The exercise ->
Each line of the listing that contains the word "chart" is to be copied.

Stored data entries
════════════════════

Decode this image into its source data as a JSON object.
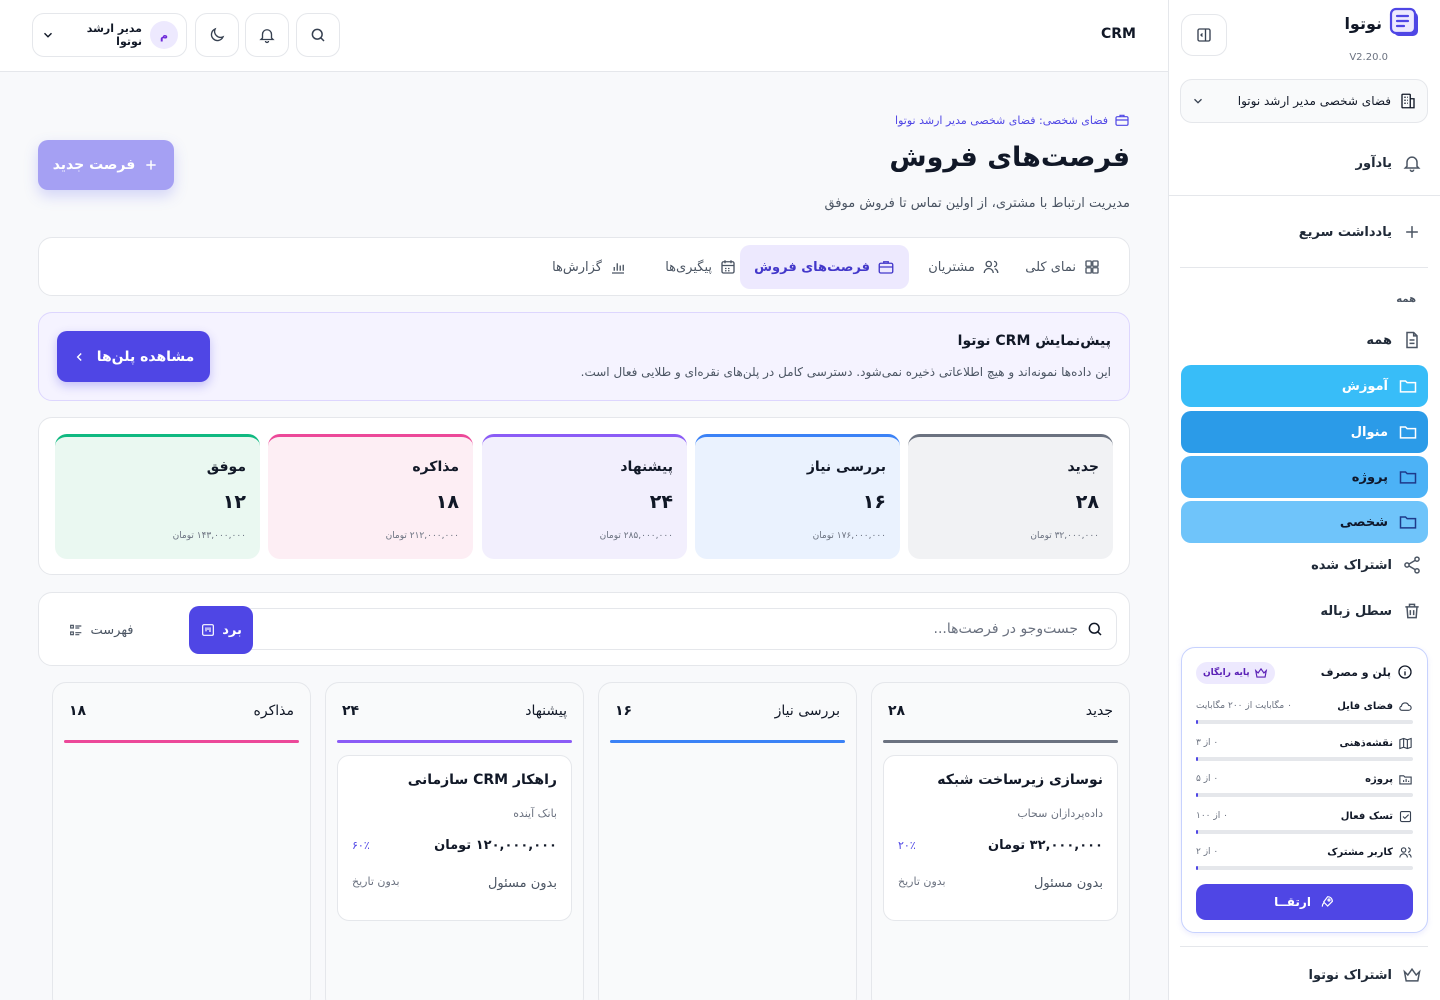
{
  "sidebar": {
    "app_name": "نوتوا",
    "version": "V2.20.0",
    "workspace": "فضای شخصی مدیر ارشد نوتوا",
    "reminder": "یادآور",
    "quick_note": "یادداشت سریع",
    "section_label": "همه",
    "all": "همه",
    "folders": [
      {
        "label": "آموزش",
        "color": "#38bdf8"
      },
      {
        "label": "منوال",
        "color": "#2b9be8"
      },
      {
        "label": "پروژه",
        "color": "#4cb2f6"
      },
      {
        "label": "شخصی",
        "color": "#6fc4fa"
      }
    ],
    "shared": "اشتراک شده",
    "trash": "سطل زباله",
    "plan": {
      "title": "پلن و مصرف",
      "badge": "پایه رایگان",
      "usage": [
        {
          "name": "فضای فایل",
          "value": "۰ مگابایت از ۲۰۰ مگابایت",
          "icon": "cloud-icon",
          "level": 0.01
        },
        {
          "name": "نقشه‌ذهنی",
          "value": "۰ از ۳",
          "icon": "map-icon",
          "level": 0.01
        },
        {
          "name": "پروژه",
          "value": "۰ از ۵",
          "icon": "folder-chart-icon",
          "level": 0.01
        },
        {
          "name": "تسک فعال",
          "value": "۰ از ۱۰۰",
          "icon": "check-square-icon",
          "level": 0.01
        },
        {
          "name": "کاربر مشترک",
          "value": "۰ از ۲",
          "icon": "users-icon",
          "level": 0.01
        }
      ],
      "upgrade": "ارتقــا"
    },
    "subscription": "اشتراک نوتوا"
  },
  "topbar": {
    "title": "CRM",
    "user_initial": "م",
    "user_name": "مدیر ارشد نوتوا"
  },
  "main": {
    "breadcrumb": "فضای شخصی: فضای شخصی مدیر ارشد نوتوا",
    "title": "فرصت‌های فروش",
    "subtitle": "مدیریت ارتباط با مشتری، از اولین تماس تا فروش موفق",
    "new_button": "فرصت جدید",
    "tabs": [
      {
        "label": "نمای کلی",
        "icon": "grid-icon"
      },
      {
        "label": "مشتریان",
        "icon": "users-icon"
      },
      {
        "label": "فرصت‌های فروش",
        "icon": "briefcase-icon",
        "active": true
      },
      {
        "label": "پیگیری‌ها",
        "icon": "calendar-icon"
      },
      {
        "label": "گزارش‌ها",
        "icon": "chart-icon"
      }
    ],
    "promo": {
      "title": "پیش‌نمایش CRM نوتوا",
      "text": "این داده‌ها نمونه‌اند و هیچ اطلاعاتی ذخیره نمی‌شود. دسترسی کامل در پلن‌های نقره‌ای و طلایی فعال است.",
      "button": "مشاهده پلن‌ها"
    },
    "stages": [
      {
        "name": "جدید",
        "count": "۲۸",
        "amount": "۳۲,۰۰۰,۰۰۰ تومان",
        "color": "#6b7280",
        "bg": "#f1f2f4"
      },
      {
        "name": "بررسی نیاز",
        "count": "۱۶",
        "amount": "۱۷۶,۰۰۰,۰۰۰ تومان",
        "color": "#3b82f6",
        "bg": "#eaf2fe"
      },
      {
        "name": "پیشنهاد",
        "count": "۲۴",
        "amount": "۲۸۵,۰۰۰,۰۰۰ تومان",
        "color": "#8b5cf6",
        "bg": "#f2effd"
      },
      {
        "name": "مذاکره",
        "count": "۱۸",
        "amount": "۲۱۲,۰۰۰,۰۰۰ تومان",
        "color": "#ec4899",
        "bg": "#fdeef4"
      },
      {
        "name": "موفق",
        "count": "۱۲",
        "amount": "۱۴۳,۰۰۰,۰۰۰ تومان",
        "color": "#10b981",
        "bg": "#eaf8f1"
      }
    ],
    "search_placeholder": "جست‌وجو در فرصت‌ها...",
    "view_board": "برد",
    "view_list": "فهرست",
    "board": [
      {
        "name": "جدید",
        "count": "۲۸",
        "color": "#6b7280",
        "card": {
          "title": "نوسازی زیرساخت شبکه",
          "company": "داده‌پردازان سحاب",
          "amount": "۳۲,۰۰۰,۰۰۰ تومان",
          "prob": "۲۰٪",
          "owner": "بدون مسئول",
          "date": "بدون تاریخ"
        }
      },
      {
        "name": "بررسی نیاز",
        "count": "۱۶",
        "color": "#3b82f6"
      },
      {
        "name": "پیشنهاد",
        "count": "۲۴",
        "color": "#8b5cf6",
        "card": {
          "title": "راهکار CRM سازمانی",
          "company": "بانک آینده",
          "amount": "۱۲۰,۰۰۰,۰۰۰ تومان",
          "prob": "۶۰٪",
          "owner": "بدون مسئول",
          "date": "بدون تاریخ"
        }
      },
      {
        "name": "مذاکره",
        "count": "۱۸",
        "color": "#ec4899"
      }
    ]
  }
}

════════════════════

The response ->
          "icon": "folder-chart-icon",
        "icon": "chart-icon"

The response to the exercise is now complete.